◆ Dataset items
---

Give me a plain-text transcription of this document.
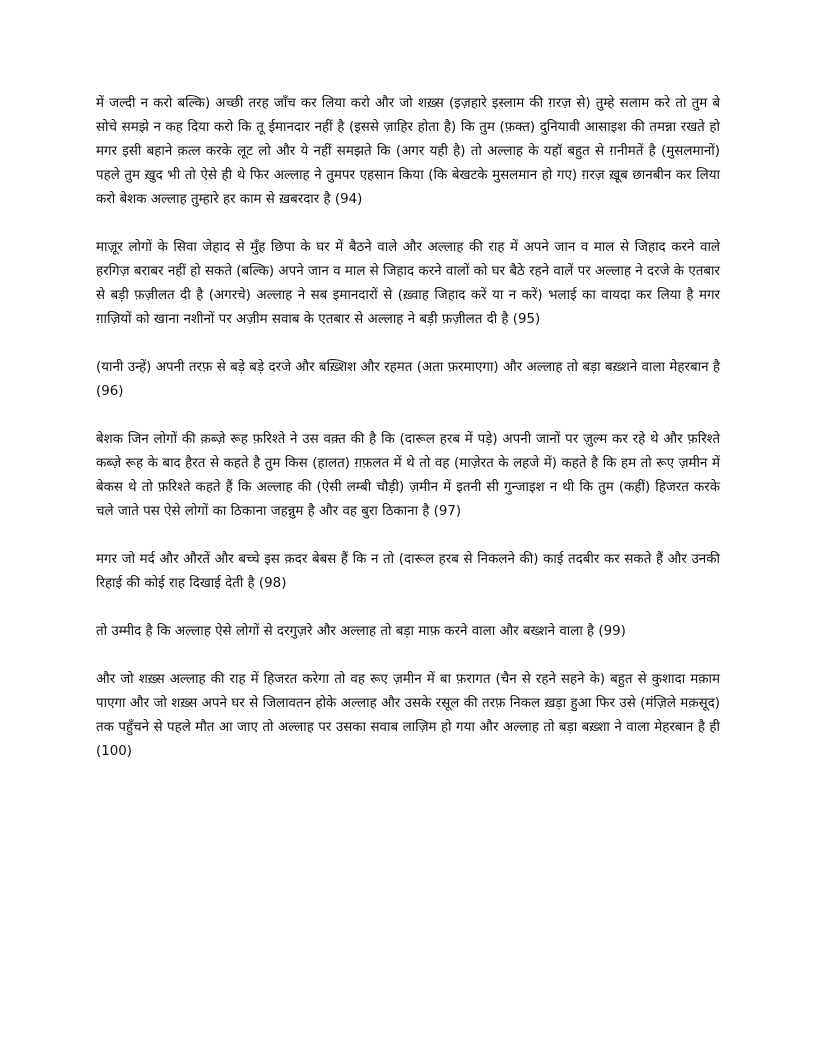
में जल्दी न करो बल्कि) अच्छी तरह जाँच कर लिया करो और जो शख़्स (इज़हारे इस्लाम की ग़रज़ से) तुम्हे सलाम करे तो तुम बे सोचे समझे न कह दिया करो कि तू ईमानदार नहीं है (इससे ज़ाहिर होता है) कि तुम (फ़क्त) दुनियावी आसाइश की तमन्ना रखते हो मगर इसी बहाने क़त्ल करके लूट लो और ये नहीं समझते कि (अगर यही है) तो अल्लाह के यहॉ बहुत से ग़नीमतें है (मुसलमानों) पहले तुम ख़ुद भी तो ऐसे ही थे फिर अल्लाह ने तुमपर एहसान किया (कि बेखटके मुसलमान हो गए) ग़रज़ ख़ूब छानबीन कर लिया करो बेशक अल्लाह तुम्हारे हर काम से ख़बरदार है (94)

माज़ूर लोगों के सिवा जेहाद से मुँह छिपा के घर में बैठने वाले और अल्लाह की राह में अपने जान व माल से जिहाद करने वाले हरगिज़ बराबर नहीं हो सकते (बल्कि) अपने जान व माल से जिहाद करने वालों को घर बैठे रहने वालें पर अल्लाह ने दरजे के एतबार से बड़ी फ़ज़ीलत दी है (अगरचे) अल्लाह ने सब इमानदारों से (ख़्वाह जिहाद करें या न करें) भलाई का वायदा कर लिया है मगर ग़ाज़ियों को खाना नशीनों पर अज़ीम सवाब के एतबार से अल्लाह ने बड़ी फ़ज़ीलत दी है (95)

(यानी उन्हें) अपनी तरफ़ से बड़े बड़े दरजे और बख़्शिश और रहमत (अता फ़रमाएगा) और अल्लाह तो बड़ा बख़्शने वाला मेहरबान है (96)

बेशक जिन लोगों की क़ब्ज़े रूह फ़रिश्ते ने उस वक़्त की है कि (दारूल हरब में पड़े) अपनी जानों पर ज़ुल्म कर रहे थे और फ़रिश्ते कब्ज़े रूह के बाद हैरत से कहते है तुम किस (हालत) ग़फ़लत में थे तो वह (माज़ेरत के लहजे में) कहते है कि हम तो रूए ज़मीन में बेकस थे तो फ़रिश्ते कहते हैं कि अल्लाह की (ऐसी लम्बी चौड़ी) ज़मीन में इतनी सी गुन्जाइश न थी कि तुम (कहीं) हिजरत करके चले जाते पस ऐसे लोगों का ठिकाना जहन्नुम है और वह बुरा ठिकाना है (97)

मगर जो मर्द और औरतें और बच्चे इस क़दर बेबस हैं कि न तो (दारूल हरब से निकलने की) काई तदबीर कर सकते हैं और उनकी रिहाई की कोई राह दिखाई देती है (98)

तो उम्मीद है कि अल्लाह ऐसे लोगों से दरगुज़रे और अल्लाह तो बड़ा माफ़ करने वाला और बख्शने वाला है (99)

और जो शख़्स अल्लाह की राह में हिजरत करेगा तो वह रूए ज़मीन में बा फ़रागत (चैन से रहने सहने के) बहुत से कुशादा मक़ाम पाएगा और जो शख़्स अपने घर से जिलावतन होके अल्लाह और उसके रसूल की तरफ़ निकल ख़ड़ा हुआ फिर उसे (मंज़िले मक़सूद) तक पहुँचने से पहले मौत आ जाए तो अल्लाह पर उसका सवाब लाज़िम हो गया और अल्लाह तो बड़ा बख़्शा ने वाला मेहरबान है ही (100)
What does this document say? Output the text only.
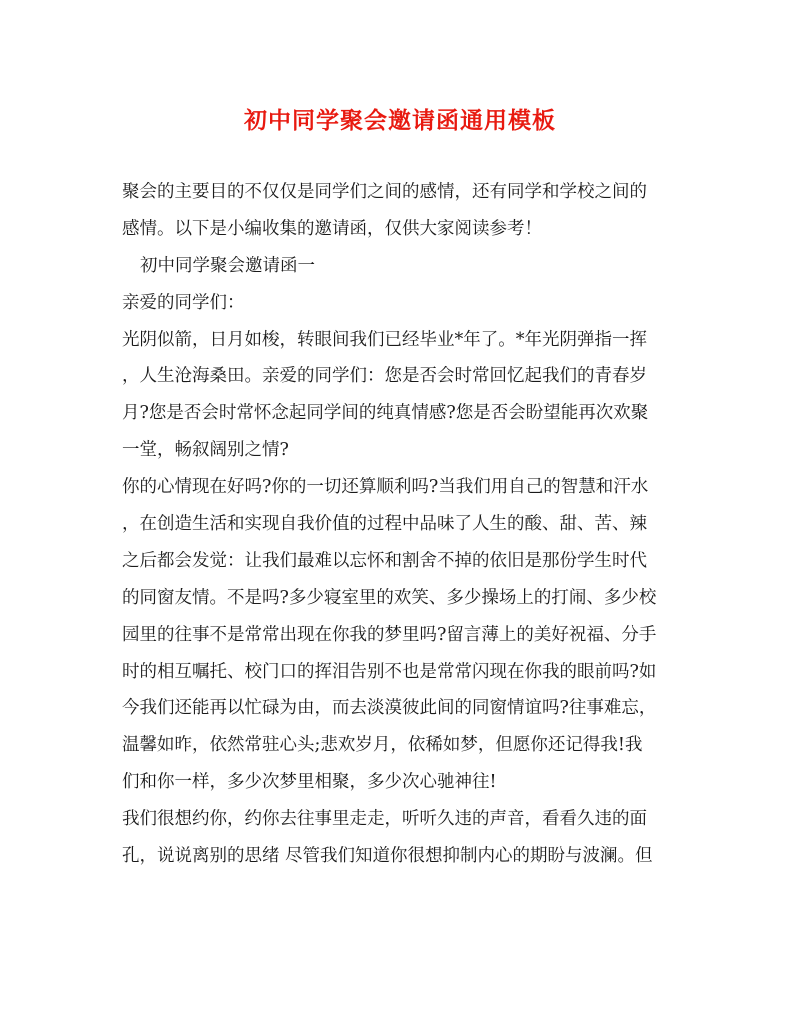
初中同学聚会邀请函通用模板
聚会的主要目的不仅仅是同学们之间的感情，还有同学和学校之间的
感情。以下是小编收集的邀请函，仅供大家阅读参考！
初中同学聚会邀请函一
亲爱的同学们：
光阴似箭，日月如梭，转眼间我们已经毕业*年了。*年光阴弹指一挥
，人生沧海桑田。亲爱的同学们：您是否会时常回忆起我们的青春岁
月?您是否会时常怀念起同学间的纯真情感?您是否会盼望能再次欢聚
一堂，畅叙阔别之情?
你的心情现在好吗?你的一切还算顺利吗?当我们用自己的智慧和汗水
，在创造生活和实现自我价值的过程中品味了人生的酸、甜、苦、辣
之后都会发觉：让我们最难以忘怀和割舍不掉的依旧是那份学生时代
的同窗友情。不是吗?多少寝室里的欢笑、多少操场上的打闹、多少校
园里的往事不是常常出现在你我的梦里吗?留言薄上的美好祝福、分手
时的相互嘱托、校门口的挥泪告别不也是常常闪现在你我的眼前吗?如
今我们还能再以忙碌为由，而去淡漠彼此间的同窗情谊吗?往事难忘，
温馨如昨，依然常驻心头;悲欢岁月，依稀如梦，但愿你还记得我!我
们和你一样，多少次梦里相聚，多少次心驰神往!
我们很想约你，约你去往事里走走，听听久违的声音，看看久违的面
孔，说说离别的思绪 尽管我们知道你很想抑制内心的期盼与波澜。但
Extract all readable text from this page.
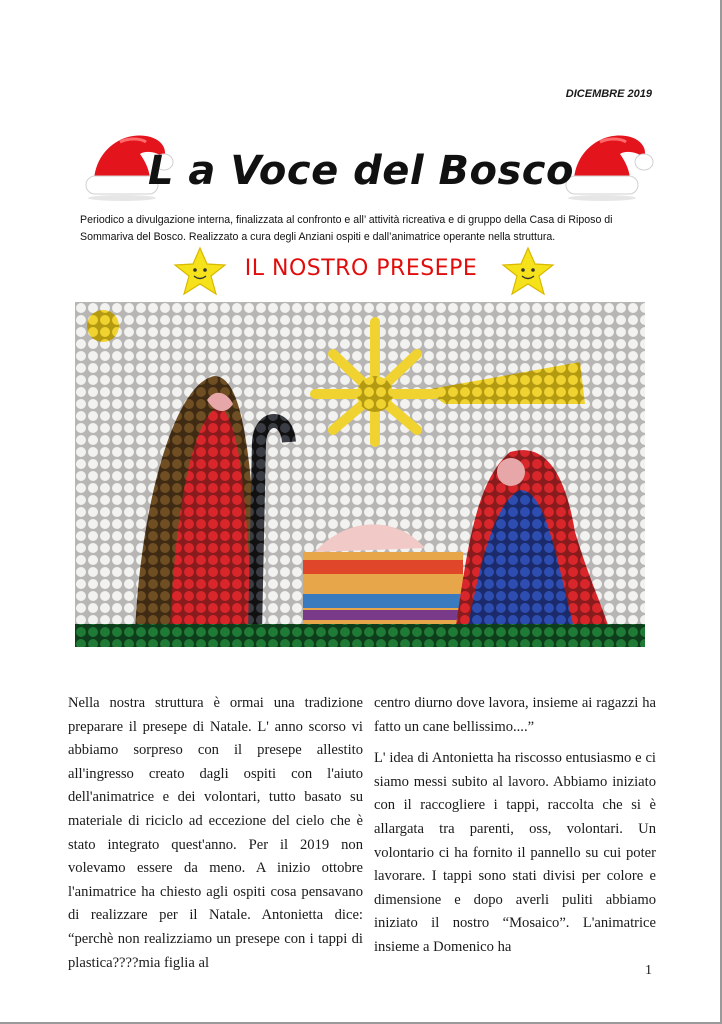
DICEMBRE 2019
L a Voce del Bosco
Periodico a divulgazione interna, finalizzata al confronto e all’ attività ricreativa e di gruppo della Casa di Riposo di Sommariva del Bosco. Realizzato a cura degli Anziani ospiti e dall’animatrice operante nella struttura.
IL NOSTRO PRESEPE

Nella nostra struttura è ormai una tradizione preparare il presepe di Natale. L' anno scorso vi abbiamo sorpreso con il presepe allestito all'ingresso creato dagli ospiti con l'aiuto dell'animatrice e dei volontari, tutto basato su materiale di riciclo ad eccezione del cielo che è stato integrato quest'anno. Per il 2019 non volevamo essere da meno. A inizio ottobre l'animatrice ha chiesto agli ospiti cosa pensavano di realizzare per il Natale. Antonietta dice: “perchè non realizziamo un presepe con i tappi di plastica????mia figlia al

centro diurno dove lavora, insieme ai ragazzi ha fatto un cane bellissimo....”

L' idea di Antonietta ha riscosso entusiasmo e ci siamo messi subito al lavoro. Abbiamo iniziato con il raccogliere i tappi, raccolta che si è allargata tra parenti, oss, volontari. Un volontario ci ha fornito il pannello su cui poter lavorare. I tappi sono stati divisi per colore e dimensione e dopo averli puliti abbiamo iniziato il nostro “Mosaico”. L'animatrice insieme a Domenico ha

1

---

◆ Written exercise
Write out, exactly as given, the line containing "Extract all readable text from this page." and every line after it through the end, with no pictures.

◆ Exercise output
Extract all readable text from this page.
DICEMBRE 2019
L a Voce del Bosco
Periodico a divulgazione interna, finalizzata al confronto e all’ attività ricreativa e di gruppo della Casa di Riposo di Sommariva del Bosco. Realizzato a cura degli Anziani ospiti e dall’animatrice operante nella struttura.
IL NOSTRO PRESEPE

Nella nostra struttura è ormai una tradizione preparare il presepe di Natale. L' anno scorso vi abbiamo sorpreso con il presepe allestito all'ingresso creato dagli ospiti con l'aiuto dell'animatrice e dei volontari, tutto basato su materiale di riciclo ad eccezione del cielo che è stato integrato quest'anno. Per il 2019 non volevamo essere da meno. A inizio ottobre l'animatrice ha chiesto agli ospiti cosa pensavano di realizzare per il Natale. Antonietta dice: “perchè non realizziamo un presepe con i tappi di plastica????mia figlia al

centro diurno dove lavora, insieme ai ragazzi ha fatto un cane bellissimo....”

L' idea di Antonietta ha riscosso entusiasmo e ci siamo messi subito al lavoro. Abbiamo iniziato con il raccogliere i tappi, raccolta che si è allargata tra parenti, oss, volontari. Un volontario ci ha fornito il pannello su cui poter lavorare. I tappi sono stati divisi per colore e dimensione e dopo averli puliti abbiamo iniziato il nostro “Mosaico”. L'animatrice insieme a Domenico ha

1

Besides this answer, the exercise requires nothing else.